═══ AVAILABLE RECORDS

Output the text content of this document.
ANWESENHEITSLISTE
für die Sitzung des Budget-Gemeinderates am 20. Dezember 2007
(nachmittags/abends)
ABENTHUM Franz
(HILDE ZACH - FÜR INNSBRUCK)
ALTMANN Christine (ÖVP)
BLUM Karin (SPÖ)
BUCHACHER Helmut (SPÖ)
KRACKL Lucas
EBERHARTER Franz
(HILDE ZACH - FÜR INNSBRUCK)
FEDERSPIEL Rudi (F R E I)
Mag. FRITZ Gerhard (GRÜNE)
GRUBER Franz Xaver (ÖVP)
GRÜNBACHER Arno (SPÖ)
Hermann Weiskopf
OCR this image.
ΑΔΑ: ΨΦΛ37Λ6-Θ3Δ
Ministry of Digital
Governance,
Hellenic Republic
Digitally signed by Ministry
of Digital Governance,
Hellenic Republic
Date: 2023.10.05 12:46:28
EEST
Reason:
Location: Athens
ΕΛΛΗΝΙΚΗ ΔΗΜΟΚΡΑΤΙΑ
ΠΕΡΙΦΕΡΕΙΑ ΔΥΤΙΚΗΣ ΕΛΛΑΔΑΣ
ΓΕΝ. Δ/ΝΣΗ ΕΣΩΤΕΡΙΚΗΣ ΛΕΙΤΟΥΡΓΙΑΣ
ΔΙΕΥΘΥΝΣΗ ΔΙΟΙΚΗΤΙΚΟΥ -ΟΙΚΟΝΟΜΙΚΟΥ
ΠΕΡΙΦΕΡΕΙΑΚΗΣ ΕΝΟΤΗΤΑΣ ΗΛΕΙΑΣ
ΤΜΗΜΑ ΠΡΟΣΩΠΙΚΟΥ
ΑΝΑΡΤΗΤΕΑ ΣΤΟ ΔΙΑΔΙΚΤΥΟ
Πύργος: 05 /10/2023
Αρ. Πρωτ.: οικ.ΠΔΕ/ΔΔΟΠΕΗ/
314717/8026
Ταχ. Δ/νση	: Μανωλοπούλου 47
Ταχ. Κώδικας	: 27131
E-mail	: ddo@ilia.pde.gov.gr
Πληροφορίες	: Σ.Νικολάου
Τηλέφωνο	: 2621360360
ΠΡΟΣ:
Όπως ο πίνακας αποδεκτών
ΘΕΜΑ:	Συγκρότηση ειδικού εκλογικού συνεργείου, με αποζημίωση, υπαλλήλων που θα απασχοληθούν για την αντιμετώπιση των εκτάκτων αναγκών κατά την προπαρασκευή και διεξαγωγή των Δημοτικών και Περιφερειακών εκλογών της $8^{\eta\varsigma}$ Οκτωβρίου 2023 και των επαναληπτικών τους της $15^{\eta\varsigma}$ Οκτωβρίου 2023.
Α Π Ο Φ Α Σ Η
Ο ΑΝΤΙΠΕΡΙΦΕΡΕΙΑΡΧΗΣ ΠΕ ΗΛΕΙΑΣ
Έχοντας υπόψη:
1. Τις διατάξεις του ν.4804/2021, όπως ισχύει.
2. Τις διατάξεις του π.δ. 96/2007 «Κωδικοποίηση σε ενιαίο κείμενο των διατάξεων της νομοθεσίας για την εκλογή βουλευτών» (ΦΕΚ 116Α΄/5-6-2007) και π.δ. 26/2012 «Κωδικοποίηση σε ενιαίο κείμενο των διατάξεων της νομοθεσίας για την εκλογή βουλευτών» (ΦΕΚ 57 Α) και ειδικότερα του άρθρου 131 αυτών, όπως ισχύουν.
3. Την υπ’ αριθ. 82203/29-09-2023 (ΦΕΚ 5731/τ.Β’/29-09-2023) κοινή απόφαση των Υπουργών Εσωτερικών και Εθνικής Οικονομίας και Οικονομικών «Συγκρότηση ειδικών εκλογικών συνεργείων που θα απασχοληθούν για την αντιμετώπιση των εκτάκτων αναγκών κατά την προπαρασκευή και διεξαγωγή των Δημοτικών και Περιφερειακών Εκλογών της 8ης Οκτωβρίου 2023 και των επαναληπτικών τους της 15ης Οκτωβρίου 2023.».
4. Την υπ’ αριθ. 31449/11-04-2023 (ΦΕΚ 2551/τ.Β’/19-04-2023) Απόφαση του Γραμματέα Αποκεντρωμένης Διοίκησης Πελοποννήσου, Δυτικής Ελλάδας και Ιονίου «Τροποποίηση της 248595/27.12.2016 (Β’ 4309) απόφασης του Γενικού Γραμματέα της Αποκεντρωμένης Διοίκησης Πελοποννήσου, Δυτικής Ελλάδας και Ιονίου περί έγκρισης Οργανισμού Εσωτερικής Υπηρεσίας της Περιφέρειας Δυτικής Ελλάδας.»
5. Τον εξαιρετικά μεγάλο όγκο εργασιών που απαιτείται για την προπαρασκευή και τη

══════

• THE TASK:
Extract the complete listing above, reproducing each line exactly.

• THE ANSWER:
Output the text content of this document.
ANWESENHEITSLISTE
für die Sitzung des Budget-Gemeinderates am 20. Dezember 2007
(nachmittags/abends)
ABENTHUM Franz
(HILDE ZACH - FÜR INNSBRUCK)
ALTMANN Christine (ÖVP)
BLUM Karin (SPÖ)
BUCHACHER Helmut (SPÖ)
KRACKL Lucas
EBERHARTER Franz
(HILDE ZACH - FÜR INNSBRUCK)
FEDERSPIEL Rudi (F R E I)
Mag. FRITZ Gerhard (GRÜNE)
GRUBER Franz Xaver (ÖVP)
GRÜNBACHER Arno (SPÖ)
Hermann Weiskopf
OCR this image.
ΑΔΑ: ΨΦΛ37Λ6-Θ3Δ
Ministry of Digital
Governance,
Hellenic Republic
Digitally signed by Ministry
of Digital Governance,
Hellenic Republic
Date: 2023.10.05 12:46:28
EEST
Reason:
Location: Athens
ΕΛΛΗΝΙΚΗ ΔΗΜΟΚΡΑΤΙΑ
ΠΕΡΙΦΕΡΕΙΑ ΔΥΤΙΚΗΣ ΕΛΛΑΔΑΣ
ΓΕΝ. Δ/ΝΣΗ ΕΣΩΤΕΡΙΚΗΣ ΛΕΙΤΟΥΡΓΙΑΣ
ΔΙΕΥΘΥΝΣΗ ΔΙΟΙΚΗΤΙΚΟΥ -ΟΙΚΟΝΟΜΙΚΟΥ
ΠΕΡΙΦΕΡΕΙΑΚΗΣ ΕΝΟΤΗΤΑΣ ΗΛΕΙΑΣ
ΤΜΗΜΑ ΠΡΟΣΩΠΙΚΟΥ
ΑΝΑΡΤΗΤΕΑ ΣΤΟ ΔΙΑΔΙΚΤΥΟ
Πύργος: 05 /10/2023
Αρ. Πρωτ.: οικ.ΠΔΕ/ΔΔΟΠΕΗ/
314717/8026
Ταχ. Δ/νση	: Μανωλοπούλου 47
Ταχ. Κώδικας	: 27131
E-mail	: ddo@ilia.pde.gov.gr
Πληροφορίες	: Σ.Νικολάου
Τηλέφωνο	: 2621360360
ΠΡΟΣ:
Όπως ο πίνακας αποδεκτών
ΘΕΜΑ:	Συγκρότηση ειδικού εκλογικού συνεργείου, με αποζημίωση, υπαλλήλων που θα απασχοληθούν για την αντιμετώπιση των εκτάκτων αναγκών κατά την προπαρασκευή και διεξαγωγή των Δημοτικών και Περιφερειακών εκλογών της $8^{\eta\varsigma}$ Οκτωβρίου 2023 και των επαναληπτικών τους της $15^{\eta\varsigma}$ Οκτωβρίου 2023.
Α Π Ο Φ Α Σ Η
Ο ΑΝΤΙΠΕΡΙΦΕΡΕΙΑΡΧΗΣ ΠΕ ΗΛΕΙΑΣ
Έχοντας υπόψη:
1. Τις διατάξεις του ν.4804/2021, όπως ισχύει.
2. Τις διατάξεις του π.δ. 96/2007 «Κωδικοποίηση σε ενιαίο κείμενο των διατάξεων της νομοθεσίας για την εκλογή βουλευτών» (ΦΕΚ 116Α΄/5-6-2007) και π.δ. 26/2012 «Κωδικοποίηση σε ενιαίο κείμενο των διατάξεων της νομοθεσίας για την εκλογή βουλευτών» (ΦΕΚ 57 Α) και ειδικότερα του άρθρου 131 αυτών, όπως ισχύουν.
3. Την υπ’ αριθ. 82203/29-09-2023 (ΦΕΚ 5731/τ.Β’/29-09-2023) κοινή απόφαση των Υπουργών Εσωτερικών και Εθνικής Οικονομίας και Οικονομικών «Συγκρότηση ειδικών εκλογικών συνεργείων που θα απασχοληθούν για την αντιμετώπιση των εκτάκτων αναγκών κατά την προπαρασκευή και διεξαγωγή των Δημοτικών και Περιφερειακών Εκλογών της 8ης Οκτωβρίου 2023 και των επαναληπτικών τους της 15ης Οκτωβρίου 2023.».
4. Την υπ’ αριθ. 31449/11-04-2023 (ΦΕΚ 2551/τ.Β’/19-04-2023) Απόφαση του Γραμματέα Αποκεντρωμένης Διοίκησης Πελοποννήσου, Δυτικής Ελλάδας και Ιονίου «Τροποποίηση της 248595/27.12.2016 (Β’ 4309) απόφασης του Γενικού Γραμματέα της Αποκεντρωμένης Διοίκησης Πελοποννήσου, Δυτικής Ελλάδας και Ιονίου περί έγκρισης Οργανισμού Εσωτερικής Υπηρεσίας της Περιφέρειας Δυτικής Ελλάδας.»
5. Τον εξαιρετικά μεγάλο όγκο εργασιών που απαιτείται για την προπαρασκευή και τη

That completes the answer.